:: Given exercise ::
Images should be left out, and everything else in the listing reproduced exactly.

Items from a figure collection
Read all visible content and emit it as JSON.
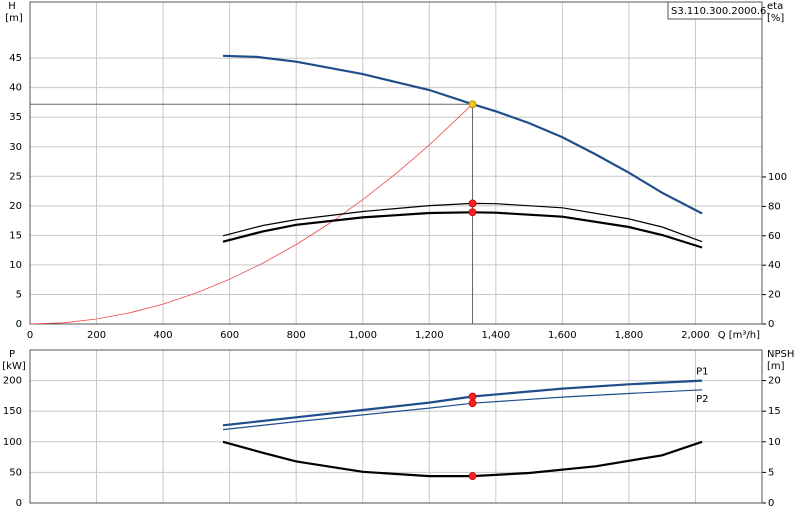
{
  "chart_data": [
    {
      "type": "line",
      "title": "S3.110.300.2000.6.",
      "ylabel": "H",
      "ylabel_unit": "[m]",
      "y2label": "eta",
      "y2label_unit": "[%]",
      "xlabel": "Q [m³/h]",
      "xlim": [
        0,
        2200
      ],
      "ylim": [
        0,
        54.5
      ],
      "y2lim": [
        0,
        219
      ],
      "xticks": [
        0,
        200,
        400,
        600,
        800,
        {
          "value": 1000,
          "label": "1,000"
        },
        {
          "value": 1200,
          "label": "1,200"
        },
        {
          "value": 1400,
          "label": "1,400"
        },
        {
          "value": 1600,
          "label": "1,600"
        },
        {
          "value": 1800,
          "label": "1,800"
        },
        {
          "value": 2000,
          "label": "2,000"
        }
      ],
      "yticks": [
        0,
        5,
        10,
        15,
        20,
        25,
        30,
        35,
        40,
        45
      ],
      "y2ticks": [
        0,
        20,
        40,
        60,
        80,
        100
      ],
      "grid": true,
      "series": [
        {
          "color": "#1f4e8c",
          "style": "thick",
          "x": [
            580,
            680,
            800,
            1000,
            1200,
            1330,
            1400,
            1500,
            1600,
            1700,
            1800,
            1900,
            2020
          ],
          "values": [
            45.4,
            45.2,
            44.4,
            42.3,
            39.6,
            37.2,
            36,
            34,
            31.6,
            28.7,
            25.6,
            22.2,
            18.7
          ]
        },
        {
          "color": "#f04848",
          "style": "hair",
          "x": [
            0,
            100,
            200,
            300,
            400,
            500,
            600,
            700,
            800,
            900,
            1000,
            1100,
            1200,
            1330
          ],
          "values": [
            0,
            0.21,
            0.84,
            1.89,
            3.36,
            5.26,
            7.57,
            10.3,
            13.46,
            17.03,
            21.03,
            25.45,
            30.28,
            37.2
          ]
        },
        {
          "color": "#000000",
          "style": "thin",
          "axis": "y2",
          "x": [
            580,
            700,
            800,
            1000,
            1200,
            1330,
            1400,
            1600,
            1800,
            1900,
            2020
          ],
          "values": [
            60,
            67,
            71,
            76.5,
            80.5,
            82,
            81.8,
            79,
            71.5,
            66,
            56
          ]
        },
        {
          "color": "#000000",
          "style": "thick",
          "axis": "y2",
          "x": [
            580,
            700,
            800,
            1000,
            1200,
            1330,
            1400,
            1600,
            1800,
            1900,
            2020
          ],
          "values": [
            56,
            63,
            67.5,
            72.5,
            75.5,
            76,
            75.7,
            73,
            66,
            60.5,
            52
          ]
        },
        {
          "color": "#f5c518",
          "marker": true,
          "crosshair": true,
          "x": [
            1330
          ],
          "values": [
            37.2
          ]
        },
        {
          "color": "#ff2020",
          "marker": true,
          "axis": "y2",
          "x": [
            1330
          ],
          "values": [
            82
          ]
        },
        {
          "color": "#ff2020",
          "marker": true,
          "axis": "y2",
          "x": [
            1330
          ],
          "values": [
            76
          ]
        }
      ]
    },
    {
      "type": "line",
      "ylabel": "P",
      "ylabel_unit": "[kW]",
      "y2label": "NPSH",
      "y2label_unit": "[m]",
      "xlim": [
        0,
        2200
      ],
      "ylim": [
        0,
        250
      ],
      "y2lim": [
        0,
        25
      ],
      "yticks": [
        0,
        50,
        100,
        150,
        200
      ],
      "y2ticks": [
        0,
        5,
        10,
        15,
        20
      ],
      "grid": true,
      "series": [
        {
          "name": "P1",
          "color": "#1f4e8c",
          "style": "thick",
          "x": [
            580,
            800,
            1000,
            1200,
            1330,
            1600,
            1800,
            2020
          ],
          "values": [
            127,
            140,
            152,
            164,
            174,
            187,
            194,
            200
          ]
        },
        {
          "name": "P2",
          "color": "#1f4e8c",
          "style": "thin",
          "x": [
            580,
            800,
            1000,
            1200,
            1330,
            1600,
            1800,
            2020
          ],
          "values": [
            120,
            133,
            144,
            155,
            163,
            173,
            179,
            185
          ]
        },
        {
          "color": "#000000",
          "style": "thick",
          "axis": "y2",
          "x": [
            580,
            700,
            800,
            1000,
            1200,
            1330,
            1500,
            1700,
            1900,
            2020
          ],
          "values": [
            10,
            8.2,
            6.8,
            5.1,
            4.4,
            4.4,
            4.9,
            6,
            7.8,
            10
          ]
        },
        {
          "color": "#ff2020",
          "marker": true,
          "x": [
            1330
          ],
          "values": [
            174
          ]
        },
        {
          "color": "#ff2020",
          "marker": true,
          "x": [
            1330
          ],
          "values": [
            163
          ]
        },
        {
          "color": "#ff2020",
          "marker": true,
          "axis": "y2",
          "x": [
            1330
          ],
          "values": [
            4.4
          ]
        }
      ]
    }
  ]
}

:: Correct answer ::
Read all visible content and emit it as JSON.
{
  "chart_data": [
    {
      "type": "line",
      "title": "S3.110.300.2000.6.",
      "ylabel": "H",
      "ylabel_unit": "[m]",
      "y2label": "eta",
      "y2label_unit": "[%]",
      "xlabel": "Q [m³/h]",
      "xlim": [
        0,
        2200
      ],
      "ylim": [
        0,
        54.5
      ],
      "y2lim": [
        0,
        219
      ],
      "xticks": [
        0,
        200,
        400,
        600,
        800,
        {
          "value": 1000,
          "label": "1,000"
        },
        {
          "value": 1200,
          "label": "1,200"
        },
        {
          "value": 1400,
          "label": "1,400"
        },
        {
          "value": 1600,
          "label": "1,600"
        },
        {
          "value": 1800,
          "label": "1,800"
        },
        {
          "value": 2000,
          "label": "2,000"
        }
      ],
      "yticks": [
        0,
        5,
        10,
        15,
        20,
        25,
        30,
        35,
        40,
        45
      ],
      "y2ticks": [
        0,
        20,
        40,
        60,
        80,
        100
      ],
      "grid": true,
      "series": [
        {
          "color": "#1f4e8c",
          "style": "thick",
          "x": [
            580,
            680,
            800,
            1000,
            1200,
            1330,
            1400,
            1500,
            1600,
            1700,
            1800,
            1900,
            2020
          ],
          "values": [
            45.4,
            45.2,
            44.4,
            42.3,
            39.6,
            37.2,
            36,
            34,
            31.6,
            28.7,
            25.6,
            22.2,
            18.7
          ]
        },
        {
          "color": "#f04848",
          "style": "hair",
          "x": [
            0,
            100,
            200,
            300,
            400,
            500,
            600,
            700,
            800,
            900,
            1000,
            1100,
            1200,
            1330
          ],
          "values": [
            0,
            0.21,
            0.84,
            1.89,
            3.36,
            5.26,
            7.57,
            10.3,
            13.46,
            17.03,
            21.03,
            25.45,
            30.28,
            37.2
          ]
        },
        {
          "color": "#000000",
          "style": "thin",
          "axis": "y2",
          "x": [
            580,
            700,
            800,
            1000,
            1200,
            1330,
            1400,
            1600,
            1800,
            1900,
            2020
          ],
          "values": [
            60,
            67,
            71,
            76.5,
            80.5,
            82,
            81.8,
            79,
            71.5,
            66,
            56
          ]
        },
        {
          "color": "#000000",
          "style": "thick",
          "axis": "y2",
          "x": [
            580,
            700,
            800,
            1000,
            1200,
            1330,
            1400,
            1600,
            1800,
            1900,
            2020
          ],
          "values": [
            56,
            63,
            67.5,
            72.5,
            75.5,
            76,
            75.7,
            73,
            66,
            60.5,
            52
          ]
        },
        {
          "color": "#f5c518",
          "marker": true,
          "crosshair": true,
          "x": [
            1330
          ],
          "values": [
            37.2
          ]
        },
        {
          "color": "#ff2020",
          "marker": true,
          "axis": "y2",
          "x": [
            1330
          ],
          "values": [
            82
          ]
        },
        {
          "color": "#ff2020",
          "marker": true,
          "axis": "y2",
          "x": [
            1330
          ],
          "values": [
            76
          ]
        }
      ]
    },
    {
      "type": "line",
      "ylabel": "P",
      "ylabel_unit": "[kW]",
      "y2label": "NPSH",
      "y2label_unit": "[m]",
      "xlim": [
        0,
        2200
      ],
      "ylim": [
        0,
        250
      ],
      "y2lim": [
        0,
        25
      ],
      "yticks": [
        0,
        50,
        100,
        150,
        200
      ],
      "y2ticks": [
        0,
        5,
        10,
        15,
        20
      ],
      "grid": true,
      "series": [
        {
          "name": "P1",
          "color": "#1f4e8c",
          "style": "thick",
          "x": [
            580,
            800,
            1000,
            1200,
            1330,
            1600,
            1800,
            2020
          ],
          "values": [
            127,
            140,
            152,
            164,
            174,
            187,
            194,
            200
          ]
        },
        {
          "name": "P2",
          "color": "#1f4e8c",
          "style": "thin",
          "x": [
            580,
            800,
            1000,
            1200,
            1330,
            1600,
            1800,
            2020
          ],
          "values": [
            120,
            133,
            144,
            155,
            163,
            173,
            179,
            185
          ]
        },
        {
          "color": "#000000",
          "style": "thick",
          "axis": "y2",
          "x": [
            580,
            700,
            800,
            1000,
            1200,
            1330,
            1500,
            1700,
            1900,
            2020
          ],
          "values": [
            10,
            8.2,
            6.8,
            5.1,
            4.4,
            4.4,
            4.9,
            6,
            7.8,
            10
          ]
        },
        {
          "color": "#ff2020",
          "marker": true,
          "x": [
            1330
          ],
          "values": [
            174
          ]
        },
        {
          "color": "#ff2020",
          "marker": true,
          "x": [
            1330
          ],
          "values": [
            163
          ]
        },
        {
          "color": "#ff2020",
          "marker": true,
          "axis": "y2",
          "x": [
            1330
          ],
          "values": [
            4.4
          ]
        }
      ]
    }
  ]
}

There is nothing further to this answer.